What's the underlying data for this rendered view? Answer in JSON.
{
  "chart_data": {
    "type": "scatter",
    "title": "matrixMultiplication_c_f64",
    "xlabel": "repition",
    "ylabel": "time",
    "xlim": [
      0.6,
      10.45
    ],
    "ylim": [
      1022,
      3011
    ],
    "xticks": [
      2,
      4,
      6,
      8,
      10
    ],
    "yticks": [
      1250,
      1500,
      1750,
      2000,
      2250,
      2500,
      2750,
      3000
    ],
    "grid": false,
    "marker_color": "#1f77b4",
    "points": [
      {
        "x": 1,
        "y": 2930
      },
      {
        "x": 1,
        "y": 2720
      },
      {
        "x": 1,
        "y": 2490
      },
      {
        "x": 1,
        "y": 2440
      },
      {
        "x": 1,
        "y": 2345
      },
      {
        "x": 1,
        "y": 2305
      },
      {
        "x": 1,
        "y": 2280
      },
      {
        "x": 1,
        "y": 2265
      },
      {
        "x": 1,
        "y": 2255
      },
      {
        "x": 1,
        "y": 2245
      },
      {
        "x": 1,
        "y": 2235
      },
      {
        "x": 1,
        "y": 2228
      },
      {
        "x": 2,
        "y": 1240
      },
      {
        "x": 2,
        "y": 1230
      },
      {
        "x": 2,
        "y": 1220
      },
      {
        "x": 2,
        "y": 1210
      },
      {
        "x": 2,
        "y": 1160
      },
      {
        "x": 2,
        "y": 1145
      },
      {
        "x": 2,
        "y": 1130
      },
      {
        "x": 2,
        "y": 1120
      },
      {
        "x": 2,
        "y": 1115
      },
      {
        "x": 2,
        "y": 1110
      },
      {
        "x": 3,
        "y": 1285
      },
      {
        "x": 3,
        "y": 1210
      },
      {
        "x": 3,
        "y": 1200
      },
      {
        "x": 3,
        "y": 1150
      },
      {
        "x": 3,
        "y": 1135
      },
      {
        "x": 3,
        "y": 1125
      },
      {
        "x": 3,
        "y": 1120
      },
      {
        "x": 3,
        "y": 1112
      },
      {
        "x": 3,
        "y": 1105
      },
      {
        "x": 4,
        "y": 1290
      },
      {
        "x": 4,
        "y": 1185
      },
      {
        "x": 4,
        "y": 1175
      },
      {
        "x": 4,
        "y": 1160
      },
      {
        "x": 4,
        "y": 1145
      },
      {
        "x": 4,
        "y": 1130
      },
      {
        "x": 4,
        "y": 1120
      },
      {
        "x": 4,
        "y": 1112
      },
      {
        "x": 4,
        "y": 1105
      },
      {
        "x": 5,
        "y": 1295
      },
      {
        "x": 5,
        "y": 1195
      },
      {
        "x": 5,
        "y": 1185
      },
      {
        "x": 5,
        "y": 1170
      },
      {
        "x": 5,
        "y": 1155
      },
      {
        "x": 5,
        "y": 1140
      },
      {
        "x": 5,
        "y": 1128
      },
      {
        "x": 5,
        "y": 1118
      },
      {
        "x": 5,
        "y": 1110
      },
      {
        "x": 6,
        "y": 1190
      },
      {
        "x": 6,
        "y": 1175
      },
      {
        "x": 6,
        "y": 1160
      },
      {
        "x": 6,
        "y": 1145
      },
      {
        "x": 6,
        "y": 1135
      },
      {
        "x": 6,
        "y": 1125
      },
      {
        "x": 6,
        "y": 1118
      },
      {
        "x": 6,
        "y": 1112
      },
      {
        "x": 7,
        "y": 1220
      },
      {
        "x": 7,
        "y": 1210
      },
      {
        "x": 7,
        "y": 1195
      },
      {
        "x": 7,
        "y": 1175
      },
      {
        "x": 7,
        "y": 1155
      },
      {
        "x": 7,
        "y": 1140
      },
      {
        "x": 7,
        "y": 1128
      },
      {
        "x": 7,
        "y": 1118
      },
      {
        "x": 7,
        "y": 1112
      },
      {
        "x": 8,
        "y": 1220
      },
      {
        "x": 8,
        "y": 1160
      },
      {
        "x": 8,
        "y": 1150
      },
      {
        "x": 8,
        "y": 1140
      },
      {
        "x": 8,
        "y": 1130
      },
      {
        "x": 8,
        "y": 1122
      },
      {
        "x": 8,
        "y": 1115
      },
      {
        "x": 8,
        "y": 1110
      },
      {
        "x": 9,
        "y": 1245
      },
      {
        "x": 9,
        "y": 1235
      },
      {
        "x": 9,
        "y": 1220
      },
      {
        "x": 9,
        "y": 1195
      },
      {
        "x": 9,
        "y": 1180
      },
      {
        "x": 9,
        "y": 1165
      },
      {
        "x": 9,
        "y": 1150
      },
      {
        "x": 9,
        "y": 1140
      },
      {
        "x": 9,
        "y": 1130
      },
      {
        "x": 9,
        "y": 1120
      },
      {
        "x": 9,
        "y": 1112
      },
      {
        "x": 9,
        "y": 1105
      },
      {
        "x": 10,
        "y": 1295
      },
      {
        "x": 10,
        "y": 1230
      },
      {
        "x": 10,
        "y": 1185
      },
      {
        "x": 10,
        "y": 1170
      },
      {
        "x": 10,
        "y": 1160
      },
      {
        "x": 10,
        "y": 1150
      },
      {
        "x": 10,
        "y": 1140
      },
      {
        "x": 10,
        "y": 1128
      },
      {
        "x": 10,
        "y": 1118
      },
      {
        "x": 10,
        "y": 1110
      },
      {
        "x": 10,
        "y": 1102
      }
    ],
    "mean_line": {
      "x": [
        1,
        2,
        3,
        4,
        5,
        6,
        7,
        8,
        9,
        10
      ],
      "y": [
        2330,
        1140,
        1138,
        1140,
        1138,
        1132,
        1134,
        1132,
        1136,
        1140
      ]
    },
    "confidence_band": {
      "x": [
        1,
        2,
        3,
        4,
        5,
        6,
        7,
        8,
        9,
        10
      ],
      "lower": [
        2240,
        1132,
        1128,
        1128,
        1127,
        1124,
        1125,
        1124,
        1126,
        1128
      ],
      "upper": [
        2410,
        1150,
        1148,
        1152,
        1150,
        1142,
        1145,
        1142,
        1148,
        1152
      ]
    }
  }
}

┄┄┄┄┄┄

EXERCISE DESCRIPTION -
Transcribe the material above in its entirety. Match it exactly.

THE COMPLETED TASK -
What's the underlying data for this rendered view? Answer in JSON.
{
  "chart_data": {
    "type": "scatter",
    "title": "matrixMultiplication_c_f64",
    "xlabel": "repition",
    "ylabel": "time",
    "xlim": [
      0.6,
      10.45
    ],
    "ylim": [
      1022,
      3011
    ],
    "xticks": [
      2,
      4,
      6,
      8,
      10
    ],
    "yticks": [
      1250,
      1500,
      1750,
      2000,
      2250,
      2500,
      2750,
      3000
    ],
    "grid": false,
    "marker_color": "#1f77b4",
    "points": [
      {
        "x": 1,
        "y": 2930
      },
      {
        "x": 1,
        "y": 2720
      },
      {
        "x": 1,
        "y": 2490
      },
      {
        "x": 1,
        "y": 2440
      },
      {
        "x": 1,
        "y": 2345
      },
      {
        "x": 1,
        "y": 2305
      },
      {
        "x": 1,
        "y": 2280
      },
      {
        "x": 1,
        "y": 2265
      },
      {
        "x": 1,
        "y": 2255
      },
      {
        "x": 1,
        "y": 2245
      },
      {
        "x": 1,
        "y": 2235
      },
      {
        "x": 1,
        "y": 2228
      },
      {
        "x": 2,
        "y": 1240
      },
      {
        "x": 2,
        "y": 1230
      },
      {
        "x": 2,
        "y": 1220
      },
      {
        "x": 2,
        "y": 1210
      },
      {
        "x": 2,
        "y": 1160
      },
      {
        "x": 2,
        "y": 1145
      },
      {
        "x": 2,
        "y": 1130
      },
      {
        "x": 2,
        "y": 1120
      },
      {
        "x": 2,
        "y": 1115
      },
      {
        "x": 2,
        "y": 1110
      },
      {
        "x": 3,
        "y": 1285
      },
      {
        "x": 3,
        "y": 1210
      },
      {
        "x": 3,
        "y": 1200
      },
      {
        "x": 3,
        "y": 1150
      },
      {
        "x": 3,
        "y": 1135
      },
      {
        "x": 3,
        "y": 1125
      },
      {
        "x": 3,
        "y": 1120
      },
      {
        "x": 3,
        "y": 1112
      },
      {
        "x": 3,
        "y": 1105
      },
      {
        "x": 4,
        "y": 1290
      },
      {
        "x": 4,
        "y": 1185
      },
      {
        "x": 4,
        "y": 1175
      },
      {
        "x": 4,
        "y": 1160
      },
      {
        "x": 4,
        "y": 1145
      },
      {
        "x": 4,
        "y": 1130
      },
      {
        "x": 4,
        "y": 1120
      },
      {
        "x": 4,
        "y": 1112
      },
      {
        "x": 4,
        "y": 1105
      },
      {
        "x": 5,
        "y": 1295
      },
      {
        "x": 5,
        "y": 1195
      },
      {
        "x": 5,
        "y": 1185
      },
      {
        "x": 5,
        "y": 1170
      },
      {
        "x": 5,
        "y": 1155
      },
      {
        "x": 5,
        "y": 1140
      },
      {
        "x": 5,
        "y": 1128
      },
      {
        "x": 5,
        "y": 1118
      },
      {
        "x": 5,
        "y": 1110
      },
      {
        "x": 6,
        "y": 1190
      },
      {
        "x": 6,
        "y": 1175
      },
      {
        "x": 6,
        "y": 1160
      },
      {
        "x": 6,
        "y": 1145
      },
      {
        "x": 6,
        "y": 1135
      },
      {
        "x": 6,
        "y": 1125
      },
      {
        "x": 6,
        "y": 1118
      },
      {
        "x": 6,
        "y": 1112
      },
      {
        "x": 7,
        "y": 1220
      },
      {
        "x": 7,
        "y": 1210
      },
      {
        "x": 7,
        "y": 1195
      },
      {
        "x": 7,
        "y": 1175
      },
      {
        "x": 7,
        "y": 1155
      },
      {
        "x": 7,
        "y": 1140
      },
      {
        "x": 7,
        "y": 1128
      },
      {
        "x": 7,
        "y": 1118
      },
      {
        "x": 7,
        "y": 1112
      },
      {
        "x": 8,
        "y": 1220
      },
      {
        "x": 8,
        "y": 1160
      },
      {
        "x": 8,
        "y": 1150
      },
      {
        "x": 8,
        "y": 1140
      },
      {
        "x": 8,
        "y": 1130
      },
      {
        "x": 8,
        "y": 1122
      },
      {
        "x": 8,
        "y": 1115
      },
      {
        "x": 8,
        "y": 1110
      },
      {
        "x": 9,
        "y": 1245
      },
      {
        "x": 9,
        "y": 1235
      },
      {
        "x": 9,
        "y": 1220
      },
      {
        "x": 9,
        "y": 1195
      },
      {
        "x": 9,
        "y": 1180
      },
      {
        "x": 9,
        "y": 1165
      },
      {
        "x": 9,
        "y": 1150
      },
      {
        "x": 9,
        "y": 1140
      },
      {
        "x": 9,
        "y": 1130
      },
      {
        "x": 9,
        "y": 1120
      },
      {
        "x": 9,
        "y": 1112
      },
      {
        "x": 9,
        "y": 1105
      },
      {
        "x": 10,
        "y": 1295
      },
      {
        "x": 10,
        "y": 1230
      },
      {
        "x": 10,
        "y": 1185
      },
      {
        "x": 10,
        "y": 1170
      },
      {
        "x": 10,
        "y": 1160
      },
      {
        "x": 10,
        "y": 1150
      },
      {
        "x": 10,
        "y": 1140
      },
      {
        "x": 10,
        "y": 1128
      },
      {
        "x": 10,
        "y": 1118
      },
      {
        "x": 10,
        "y": 1110
      },
      {
        "x": 10,
        "y": 1102
      }
    ],
    "mean_line": {
      "x": [
        1,
        2,
        3,
        4,
        5,
        6,
        7,
        8,
        9,
        10
      ],
      "y": [
        2330,
        1140,
        1138,
        1140,
        1138,
        1132,
        1134,
        1132,
        1136,
        1140
      ]
    },
    "confidence_band": {
      "x": [
        1,
        2,
        3,
        4,
        5,
        6,
        7,
        8,
        9,
        10
      ],
      "lower": [
        2240,
        1132,
        1128,
        1128,
        1127,
        1124,
        1125,
        1124,
        1126,
        1128
      ],
      "upper": [
        2410,
        1150,
        1148,
        1152,
        1150,
        1142,
        1145,
        1142,
        1148,
        1152
      ]
    }
  }
}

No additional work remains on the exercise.